■ Work instructions:
Each line of the material below should be reproduced exactly.

A block of data:
-=-=-
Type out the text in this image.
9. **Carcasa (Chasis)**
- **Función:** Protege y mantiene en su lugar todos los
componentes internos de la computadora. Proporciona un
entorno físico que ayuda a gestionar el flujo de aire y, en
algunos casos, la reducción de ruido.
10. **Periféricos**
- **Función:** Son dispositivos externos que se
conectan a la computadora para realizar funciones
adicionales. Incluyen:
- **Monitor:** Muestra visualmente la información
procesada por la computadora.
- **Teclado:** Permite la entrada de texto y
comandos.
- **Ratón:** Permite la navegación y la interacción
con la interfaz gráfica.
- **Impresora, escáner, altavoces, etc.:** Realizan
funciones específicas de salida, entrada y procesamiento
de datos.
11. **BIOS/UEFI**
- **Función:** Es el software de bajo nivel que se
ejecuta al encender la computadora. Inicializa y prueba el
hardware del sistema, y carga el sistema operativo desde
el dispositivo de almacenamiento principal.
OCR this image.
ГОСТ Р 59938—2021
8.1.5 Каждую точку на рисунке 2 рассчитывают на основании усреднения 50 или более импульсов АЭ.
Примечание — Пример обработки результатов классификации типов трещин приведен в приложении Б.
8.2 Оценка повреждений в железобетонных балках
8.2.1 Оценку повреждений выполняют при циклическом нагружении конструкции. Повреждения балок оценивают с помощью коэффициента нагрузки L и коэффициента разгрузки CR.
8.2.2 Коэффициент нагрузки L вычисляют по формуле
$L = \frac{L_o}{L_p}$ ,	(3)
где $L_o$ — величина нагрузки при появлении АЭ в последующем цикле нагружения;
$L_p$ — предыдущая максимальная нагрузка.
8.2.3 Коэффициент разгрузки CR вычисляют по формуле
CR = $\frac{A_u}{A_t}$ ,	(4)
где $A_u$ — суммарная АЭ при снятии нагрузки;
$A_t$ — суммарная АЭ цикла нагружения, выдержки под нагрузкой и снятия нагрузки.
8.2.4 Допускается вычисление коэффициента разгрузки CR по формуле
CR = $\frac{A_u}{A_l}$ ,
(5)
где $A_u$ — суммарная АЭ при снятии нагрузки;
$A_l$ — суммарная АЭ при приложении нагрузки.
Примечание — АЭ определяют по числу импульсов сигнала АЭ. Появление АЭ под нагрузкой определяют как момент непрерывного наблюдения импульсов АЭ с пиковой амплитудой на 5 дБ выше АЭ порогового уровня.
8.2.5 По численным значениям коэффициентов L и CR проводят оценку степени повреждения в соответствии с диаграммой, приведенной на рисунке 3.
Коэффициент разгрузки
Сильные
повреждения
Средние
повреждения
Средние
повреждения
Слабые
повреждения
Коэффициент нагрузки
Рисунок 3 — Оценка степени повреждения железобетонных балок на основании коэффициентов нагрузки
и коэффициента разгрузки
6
-=-=-
■ Result for this task:
Type out the text in this image.
9. **Carcasa (Chasis)**
- **Función:** Protege y mantiene en su lugar todos los
componentes internos de la computadora. Proporciona un
entorno físico que ayuda a gestionar el flujo de aire y, en
algunos casos, la reducción de ruido.
10. **Periféricos**
- **Función:** Son dispositivos externos que se
conectan a la computadora para realizar funciones
adicionales. Incluyen:
- **Monitor:** Muestra visualmente la información
procesada por la computadora.
- **Teclado:** Permite la entrada de texto y
comandos.
- **Ratón:** Permite la navegación y la interacción
con la interfaz gráfica.
- **Impresora, escáner, altavoces, etc.:** Realizan
funciones específicas de salida, entrada y procesamiento
de datos.
11. **BIOS/UEFI**
- **Función:** Es el software de bajo nivel que se
ejecuta al encender la computadora. Inicializa y prueba el
hardware del sistema, y carga el sistema operativo desde
el dispositivo de almacenamiento principal.
OCR this image.
ГОСТ Р 59938—2021
8.1.5 Каждую точку на рисунке 2 рассчитывают на основании усреднения 50 или более импульсов АЭ.
Примечание — Пример обработки результатов классификации типов трещин приведен в приложении Б.
8.2 Оценка повреждений в железобетонных балках
8.2.1 Оценку повреждений выполняют при циклическом нагружении конструкции. Повреждения балок оценивают с помощью коэффициента нагрузки L и коэффициента разгрузки CR.
8.2.2 Коэффициент нагрузки L вычисляют по формуле
$L = \frac{L_o}{L_p}$ ,	(3)
где $L_o$ — величина нагрузки при появлении АЭ в последующем цикле нагружения;
$L_p$ — предыдущая максимальная нагрузка.
8.2.3 Коэффициент разгрузки CR вычисляют по формуле
CR = $\frac{A_u}{A_t}$ ,	(4)
где $A_u$ — суммарная АЭ при снятии нагрузки;
$A_t$ — суммарная АЭ цикла нагружения, выдержки под нагрузкой и снятия нагрузки.
8.2.4 Допускается вычисление коэффициента разгрузки CR по формуле
CR = $\frac{A_u}{A_l}$ ,
(5)
где $A_u$ — суммарная АЭ при снятии нагрузки;
$A_l$ — суммарная АЭ при приложении нагрузки.
Примечание — АЭ определяют по числу импульсов сигнала АЭ. Появление АЭ под нагрузкой определяют как момент непрерывного наблюдения импульсов АЭ с пиковой амплитудой на 5 дБ выше АЭ порогового уровня.
8.2.5 По численным значениям коэффициентов L и CR проводят оценку степени повреждения в соответствии с диаграммой, приведенной на рисунке 3.
Коэффициент разгрузки
Сильные
повреждения
Средние
повреждения
Средние
повреждения
Слабые
повреждения
Коэффициент нагрузки
Рисунок 3 — Оценка степени повреждения железобетонных балок на основании коэффициентов нагрузки
и коэффициента разгрузки
6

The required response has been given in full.